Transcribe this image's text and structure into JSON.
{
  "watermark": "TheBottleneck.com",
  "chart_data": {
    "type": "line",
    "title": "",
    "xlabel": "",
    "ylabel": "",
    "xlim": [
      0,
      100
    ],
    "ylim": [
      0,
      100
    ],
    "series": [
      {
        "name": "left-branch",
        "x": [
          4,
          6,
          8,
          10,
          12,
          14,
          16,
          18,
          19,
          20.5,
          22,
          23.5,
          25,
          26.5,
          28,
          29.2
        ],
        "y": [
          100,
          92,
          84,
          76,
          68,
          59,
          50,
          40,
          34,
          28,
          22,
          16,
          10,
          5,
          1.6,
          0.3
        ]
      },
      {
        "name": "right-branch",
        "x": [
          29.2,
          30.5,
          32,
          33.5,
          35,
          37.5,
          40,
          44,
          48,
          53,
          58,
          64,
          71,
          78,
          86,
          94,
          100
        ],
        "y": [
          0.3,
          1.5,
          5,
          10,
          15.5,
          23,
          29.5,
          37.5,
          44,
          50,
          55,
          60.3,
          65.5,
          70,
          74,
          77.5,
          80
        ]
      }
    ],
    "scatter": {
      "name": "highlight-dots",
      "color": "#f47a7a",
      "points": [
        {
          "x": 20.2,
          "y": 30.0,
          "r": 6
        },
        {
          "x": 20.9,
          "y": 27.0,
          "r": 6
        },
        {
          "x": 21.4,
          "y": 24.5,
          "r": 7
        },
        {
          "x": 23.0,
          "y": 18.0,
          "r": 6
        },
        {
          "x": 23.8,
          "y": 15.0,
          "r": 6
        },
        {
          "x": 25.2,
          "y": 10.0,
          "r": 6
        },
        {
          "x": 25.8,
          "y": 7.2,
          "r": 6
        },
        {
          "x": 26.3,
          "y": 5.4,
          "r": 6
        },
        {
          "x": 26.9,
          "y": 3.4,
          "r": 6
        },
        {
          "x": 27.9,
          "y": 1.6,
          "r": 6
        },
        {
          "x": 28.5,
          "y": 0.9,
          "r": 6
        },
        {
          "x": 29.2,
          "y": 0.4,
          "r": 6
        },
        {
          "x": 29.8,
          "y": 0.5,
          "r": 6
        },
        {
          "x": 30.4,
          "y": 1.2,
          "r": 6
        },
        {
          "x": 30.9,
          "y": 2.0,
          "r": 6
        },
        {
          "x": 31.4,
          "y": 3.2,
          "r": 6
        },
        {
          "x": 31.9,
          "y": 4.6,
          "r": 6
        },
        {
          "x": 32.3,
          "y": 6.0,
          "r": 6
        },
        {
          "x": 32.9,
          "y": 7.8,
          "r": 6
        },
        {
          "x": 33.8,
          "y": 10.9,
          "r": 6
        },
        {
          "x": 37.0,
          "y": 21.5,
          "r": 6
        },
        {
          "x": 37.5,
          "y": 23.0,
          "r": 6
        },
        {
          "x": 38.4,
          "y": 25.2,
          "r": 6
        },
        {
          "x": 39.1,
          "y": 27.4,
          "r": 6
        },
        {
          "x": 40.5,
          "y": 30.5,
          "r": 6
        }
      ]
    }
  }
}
---
> THE REQUEST
Reproduce all of the records exactly.

> SOLUTION
Transcribe this image's text and structure into JSON.
{
  "watermark": "TheBottleneck.com",
  "chart_data": {
    "type": "line",
    "title": "",
    "xlabel": "",
    "ylabel": "",
    "xlim": [
      0,
      100
    ],
    "ylim": [
      0,
      100
    ],
    "series": [
      {
        "name": "left-branch",
        "x": [
          4,
          6,
          8,
          10,
          12,
          14,
          16,
          18,
          19,
          20.5,
          22,
          23.5,
          25,
          26.5,
          28,
          29.2
        ],
        "y": [
          100,
          92,
          84,
          76,
          68,
          59,
          50,
          40,
          34,
          28,
          22,
          16,
          10,
          5,
          1.6,
          0.3
        ]
      },
      {
        "name": "right-branch",
        "x": [
          29.2,
          30.5,
          32,
          33.5,
          35,
          37.5,
          40,
          44,
          48,
          53,
          58,
          64,
          71,
          78,
          86,
          94,
          100
        ],
        "y": [
          0.3,
          1.5,
          5,
          10,
          15.5,
          23,
          29.5,
          37.5,
          44,
          50,
          55,
          60.3,
          65.5,
          70,
          74,
          77.5,
          80
        ]
      }
    ],
    "scatter": {
      "name": "highlight-dots",
      "color": "#f47a7a",
      "points": [
        {
          "x": 20.2,
          "y": 30.0,
          "r": 6
        },
        {
          "x": 20.9,
          "y": 27.0,
          "r": 6
        },
        {
          "x": 21.4,
          "y": 24.5,
          "r": 7
        },
        {
          "x": 23.0,
          "y": 18.0,
          "r": 6
        },
        {
          "x": 23.8,
          "y": 15.0,
          "r": 6
        },
        {
          "x": 25.2,
          "y": 10.0,
          "r": 6
        },
        {
          "x": 25.8,
          "y": 7.2,
          "r": 6
        },
        {
          "x": 26.3,
          "y": 5.4,
          "r": 6
        },
        {
          "x": 26.9,
          "y": 3.4,
          "r": 6
        },
        {
          "x": 27.9,
          "y": 1.6,
          "r": 6
        },
        {
          "x": 28.5,
          "y": 0.9,
          "r": 6
        },
        {
          "x": 29.2,
          "y": 0.4,
          "r": 6
        },
        {
          "x": 29.8,
          "y": 0.5,
          "r": 6
        },
        {
          "x": 30.4,
          "y": 1.2,
          "r": 6
        },
        {
          "x": 30.9,
          "y": 2.0,
          "r": 6
        },
        {
          "x": 31.4,
          "y": 3.2,
          "r": 6
        },
        {
          "x": 31.9,
          "y": 4.6,
          "r": 6
        },
        {
          "x": 32.3,
          "y": 6.0,
          "r": 6
        },
        {
          "x": 32.9,
          "y": 7.8,
          "r": 6
        },
        {
          "x": 33.8,
          "y": 10.9,
          "r": 6
        },
        {
          "x": 37.0,
          "y": 21.5,
          "r": 6
        },
        {
          "x": 37.5,
          "y": 23.0,
          "r": 6
        },
        {
          "x": 38.4,
          "y": 25.2,
          "r": 6
        },
        {
          "x": 39.1,
          "y": 27.4,
          "r": 6
        },
        {
          "x": 40.5,
          "y": 30.5,
          "r": 6
        }
      ]
    }
  }
}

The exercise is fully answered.